In your copy, leave out the pictures; write out all the data exactly.

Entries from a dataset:
(begin)

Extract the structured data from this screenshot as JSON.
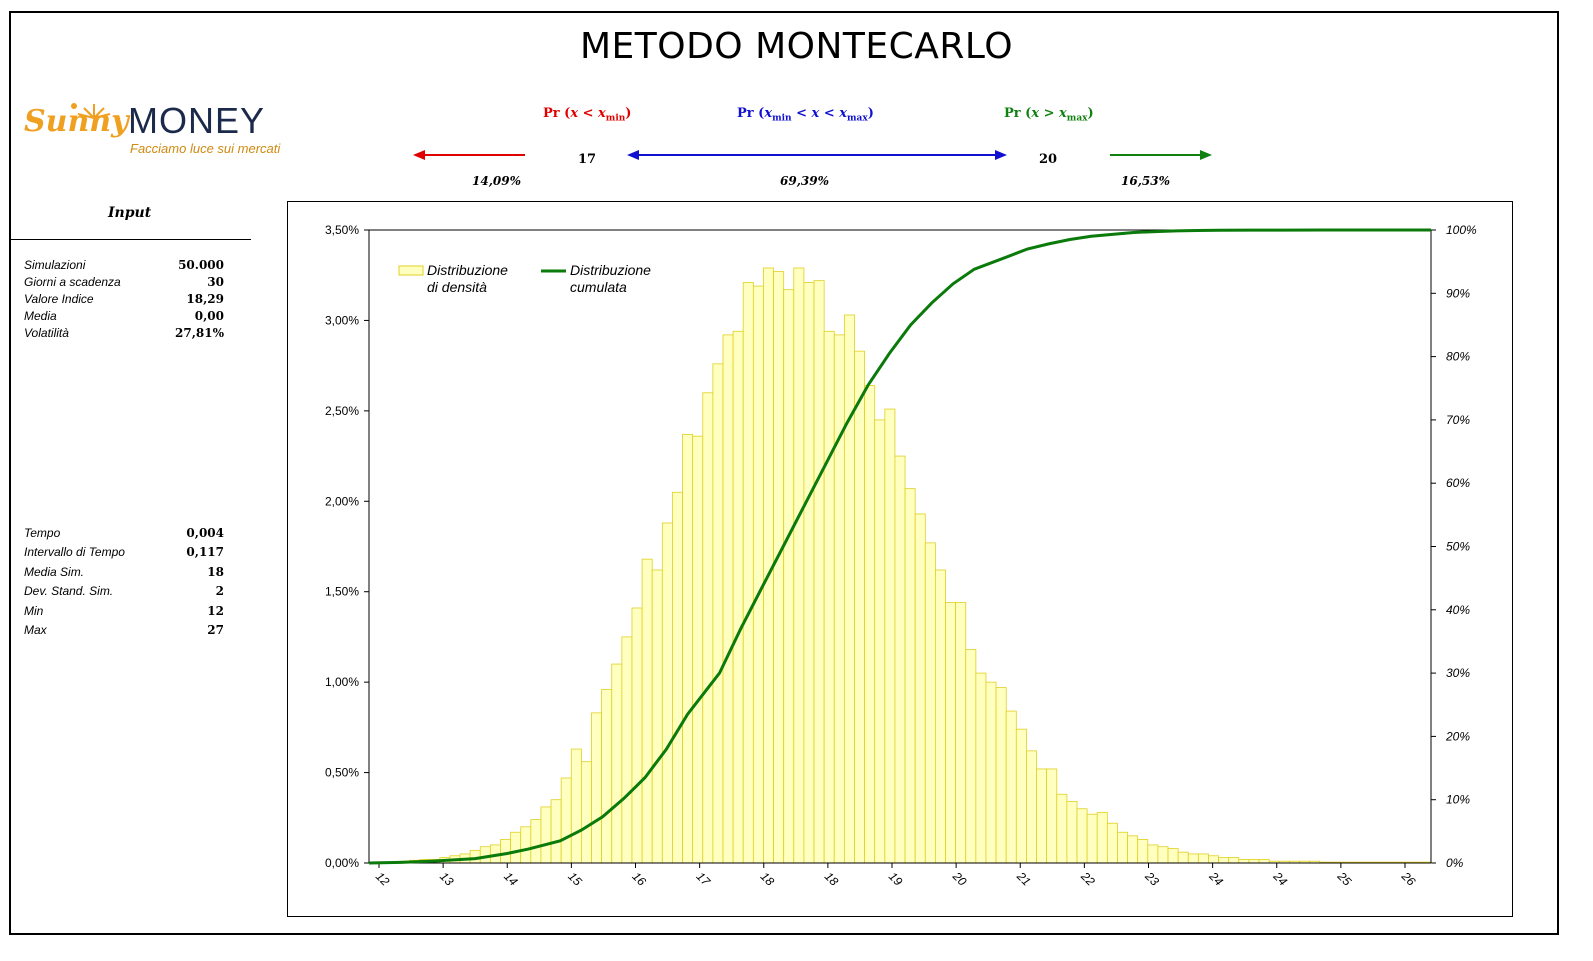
{
  "page": {
    "title": "METODO MONTECARLO"
  },
  "logo": {
    "brand_a": "Sunny",
    "brand_b": "MONEY",
    "tagline": "Facciamo luce sui mercati"
  },
  "probabilities": {
    "lower": {
      "label_pre": "Pr (",
      "var": "x",
      "op": " < ",
      "bound_var": "x",
      "bound_sub": "min",
      "label_post": ")",
      "value": "14,09%"
    },
    "middle": {
      "label_pre": "Pr (",
      "lvar": "x",
      "lsub": "min",
      "op1": " < ",
      "var": "x",
      "op2": " < ",
      "rvar": "x",
      "rsub": "max",
      "label_post": ")",
      "value": "69,39%"
    },
    "upper": {
      "label_pre": "Pr (",
      "var": "x",
      "op": " > ",
      "bound_var": "x",
      "bound_sub": "max",
      "label_post": ")",
      "value": "16,53%"
    },
    "xmin": "17",
    "xmax": "20"
  },
  "input": {
    "title": "Input",
    "rows_top": [
      {
        "label": "Simulazioni",
        "value": "50.000"
      },
      {
        "label": "Giorni a scadenza",
        "value": "30"
      },
      {
        "label": "Valore Indice",
        "value": "18,29"
      },
      {
        "label": "Media",
        "value": "0,00"
      },
      {
        "label": "Volatilità",
        "value": "27,81%"
      }
    ],
    "rows_bottom": [
      {
        "label": "Tempo",
        "value": "0,004"
      },
      {
        "label": "Intervallo di Tempo",
        "value": "0,117"
      },
      {
        "label": "Media Sim.",
        "value": "18"
      },
      {
        "label": "Dev. Stand. Sim.",
        "value": "2"
      },
      {
        "label": "Min",
        "value": "12"
      },
      {
        "label": "Max",
        "value": "27"
      }
    ]
  },
  "colors": {
    "bar_fill": "#ffffc0",
    "bar_stroke": "#e0d020",
    "cumulative_line": "#0a7a0a",
    "arrow_red": "#e00000",
    "arrow_blue": "#1010d0",
    "arrow_green": "#108010"
  },
  "chart_data": {
    "type": "bar",
    "title": "",
    "legend": {
      "position": "top-left",
      "density_label_1": "Distribuzione",
      "density_label_2": "di densità",
      "cumulative_label_1": "Distribuzione",
      "cumulative_label_2": "cumulata"
    },
    "y_left": {
      "min": 0,
      "max": 3.5,
      "ticks": [
        "0,00%",
        "0,50%",
        "1,00%",
        "1,50%",
        "2,00%",
        "2,50%",
        "3,00%",
        "3,50%"
      ]
    },
    "y_right": {
      "min": 0,
      "max": 100,
      "ticks": [
        "0%",
        "10%",
        "20%",
        "30%",
        "40%",
        "50%",
        "60%",
        "70%",
        "80%",
        "90%",
        "100%"
      ]
    },
    "x_ticks": [
      "12",
      "13",
      "14",
      "15",
      "16",
      "17",
      "18",
      "18",
      "19",
      "20",
      "21",
      "22",
      "23",
      "24",
      "24",
      "25",
      "26"
    ],
    "series": [
      {
        "name": "Distribuzione di densità",
        "axis": "left",
        "values": [
          0,
          0,
          0.005,
          0.01,
          0.015,
          0.02,
          0.02,
          0.03,
          0.04,
          0.05,
          0.07,
          0.09,
          0.1,
          0.13,
          0.17,
          0.2,
          0.24,
          0.31,
          0.35,
          0.47,
          0.63,
          0.56,
          0.83,
          0.96,
          1.1,
          1.25,
          1.41,
          1.68,
          1.62,
          1.88,
          2.05,
          2.37,
          2.36,
          2.6,
          2.76,
          2.92,
          2.94,
          3.21,
          3.19,
          3.29,
          3.27,
          3.17,
          3.29,
          3.21,
          3.22,
          2.94,
          2.92,
          3.03,
          2.83,
          2.64,
          2.45,
          2.51,
          2.25,
          2.07,
          1.93,
          1.77,
          1.62,
          1.44,
          1.44,
          1.18,
          1.05,
          1.0,
          0.97,
          0.84,
          0.74,
          0.62,
          0.52,
          0.52,
          0.38,
          0.34,
          0.3,
          0.27,
          0.28,
          0.22,
          0.17,
          0.15,
          0.13,
          0.1,
          0.09,
          0.08,
          0.06,
          0.05,
          0.05,
          0.04,
          0.03,
          0.03,
          0.02,
          0.02,
          0.02,
          0.01,
          0.01,
          0.01,
          0.01,
          0.01,
          0.005,
          0.005,
          0.005,
          0.005,
          0.005,
          0.005,
          0.005,
          0.005,
          0.005,
          0.005,
          0.005
        ]
      },
      {
        "name": "Distribuzione cumulata",
        "axis": "right",
        "x_frac": [
          0,
          0.03,
          0.06,
          0.1,
          0.13,
          0.15,
          0.18,
          0.2,
          0.22,
          0.24,
          0.26,
          0.28,
          0.3,
          0.33,
          0.35,
          0.37,
          0.39,
          0.41,
          0.43,
          0.45,
          0.47,
          0.49,
          0.51,
          0.53,
          0.55,
          0.57,
          0.6,
          0.62,
          0.64,
          0.66,
          0.68,
          0.7,
          0.72,
          0.74,
          0.76,
          0.78,
          0.8,
          0.83,
          0.86,
          0.9,
          0.94,
          1.0
        ],
        "values": [
          0,
          0.1,
          0.3,
          0.7,
          1.5,
          2.2,
          3.5,
          5.2,
          7.3,
          10.2,
          13.5,
          18,
          23.5,
          30,
          37,
          43.5,
          50,
          56.5,
          63,
          69.5,
          75.5,
          80.5,
          85,
          88.5,
          91.5,
          93.8,
          95.7,
          97,
          97.8,
          98.5,
          99,
          99.3,
          99.6,
          99.75,
          99.85,
          99.92,
          99.96,
          99.98,
          99.99,
          100,
          100,
          100
        ]
      }
    ]
  }
}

(end)

### Solution for this exercise
Extract the structured data from this screenshot as JSON.
{
  "page": {
    "title": "METODO MONTECARLO"
  },
  "logo": {
    "brand_a": "Sunny",
    "brand_b": "MONEY",
    "tagline": "Facciamo luce sui mercati"
  },
  "probabilities": {
    "lower": {
      "label_pre": "Pr (",
      "var": "x",
      "op": " < ",
      "bound_var": "x",
      "bound_sub": "min",
      "label_post": ")",
      "value": "14,09%"
    },
    "middle": {
      "label_pre": "Pr (",
      "lvar": "x",
      "lsub": "min",
      "op1": " < ",
      "var": "x",
      "op2": " < ",
      "rvar": "x",
      "rsub": "max",
      "label_post": ")",
      "value": "69,39%"
    },
    "upper": {
      "label_pre": "Pr (",
      "var": "x",
      "op": " > ",
      "bound_var": "x",
      "bound_sub": "max",
      "label_post": ")",
      "value": "16,53%"
    },
    "xmin": "17",
    "xmax": "20"
  },
  "input": {
    "title": "Input",
    "rows_top": [
      {
        "label": "Simulazioni",
        "value": "50.000"
      },
      {
        "label": "Giorni a scadenza",
        "value": "30"
      },
      {
        "label": "Valore Indice",
        "value": "18,29"
      },
      {
        "label": "Media",
        "value": "0,00"
      },
      {
        "label": "Volatilità",
        "value": "27,81%"
      }
    ],
    "rows_bottom": [
      {
        "label": "Tempo",
        "value": "0,004"
      },
      {
        "label": "Intervallo di Tempo",
        "value": "0,117"
      },
      {
        "label": "Media Sim.",
        "value": "18"
      },
      {
        "label": "Dev. Stand. Sim.",
        "value": "2"
      },
      {
        "label": "Min",
        "value": "12"
      },
      {
        "label": "Max",
        "value": "27"
      }
    ]
  },
  "colors": {
    "bar_fill": "#ffffc0",
    "bar_stroke": "#e0d020",
    "cumulative_line": "#0a7a0a",
    "arrow_red": "#e00000",
    "arrow_blue": "#1010d0",
    "arrow_green": "#108010"
  },
  "chart_data": {
    "type": "bar",
    "title": "",
    "legend": {
      "position": "top-left",
      "density_label_1": "Distribuzione",
      "density_label_2": "di densità",
      "cumulative_label_1": "Distribuzione",
      "cumulative_label_2": "cumulata"
    },
    "y_left": {
      "min": 0,
      "max": 3.5,
      "ticks": [
        "0,00%",
        "0,50%",
        "1,00%",
        "1,50%",
        "2,00%",
        "2,50%",
        "3,00%",
        "3,50%"
      ]
    },
    "y_right": {
      "min": 0,
      "max": 100,
      "ticks": [
        "0%",
        "10%",
        "20%",
        "30%",
        "40%",
        "50%",
        "60%",
        "70%",
        "80%",
        "90%",
        "100%"
      ]
    },
    "x_ticks": [
      "12",
      "13",
      "14",
      "15",
      "16",
      "17",
      "18",
      "18",
      "19",
      "20",
      "21",
      "22",
      "23",
      "24",
      "24",
      "25",
      "26"
    ],
    "series": [
      {
        "name": "Distribuzione di densità",
        "axis": "left",
        "values": [
          0,
          0,
          0.005,
          0.01,
          0.015,
          0.02,
          0.02,
          0.03,
          0.04,
          0.05,
          0.07,
          0.09,
          0.1,
          0.13,
          0.17,
          0.2,
          0.24,
          0.31,
          0.35,
          0.47,
          0.63,
          0.56,
          0.83,
          0.96,
          1.1,
          1.25,
          1.41,
          1.68,
          1.62,
          1.88,
          2.05,
          2.37,
          2.36,
          2.6,
          2.76,
          2.92,
          2.94,
          3.21,
          3.19,
          3.29,
          3.27,
          3.17,
          3.29,
          3.21,
          3.22,
          2.94,
          2.92,
          3.03,
          2.83,
          2.64,
          2.45,
          2.51,
          2.25,
          2.07,
          1.93,
          1.77,
          1.62,
          1.44,
          1.44,
          1.18,
          1.05,
          1.0,
          0.97,
          0.84,
          0.74,
          0.62,
          0.52,
          0.52,
          0.38,
          0.34,
          0.3,
          0.27,
          0.28,
          0.22,
          0.17,
          0.15,
          0.13,
          0.1,
          0.09,
          0.08,
          0.06,
          0.05,
          0.05,
          0.04,
          0.03,
          0.03,
          0.02,
          0.02,
          0.02,
          0.01,
          0.01,
          0.01,
          0.01,
          0.01,
          0.005,
          0.005,
          0.005,
          0.005,
          0.005,
          0.005,
          0.005,
          0.005,
          0.005,
          0.005,
          0.005
        ]
      },
      {
        "name": "Distribuzione cumulata",
        "axis": "right",
        "x_frac": [
          0,
          0.03,
          0.06,
          0.1,
          0.13,
          0.15,
          0.18,
          0.2,
          0.22,
          0.24,
          0.26,
          0.28,
          0.3,
          0.33,
          0.35,
          0.37,
          0.39,
          0.41,
          0.43,
          0.45,
          0.47,
          0.49,
          0.51,
          0.53,
          0.55,
          0.57,
          0.6,
          0.62,
          0.64,
          0.66,
          0.68,
          0.7,
          0.72,
          0.74,
          0.76,
          0.78,
          0.8,
          0.83,
          0.86,
          0.9,
          0.94,
          1.0
        ],
        "values": [
          0,
          0.1,
          0.3,
          0.7,
          1.5,
          2.2,
          3.5,
          5.2,
          7.3,
          10.2,
          13.5,
          18,
          23.5,
          30,
          37,
          43.5,
          50,
          56.5,
          63,
          69.5,
          75.5,
          80.5,
          85,
          88.5,
          91.5,
          93.8,
          95.7,
          97,
          97.8,
          98.5,
          99,
          99.3,
          99.6,
          99.75,
          99.85,
          99.92,
          99.96,
          99.98,
          99.99,
          100,
          100,
          100
        ]
      }
    ]
  }
}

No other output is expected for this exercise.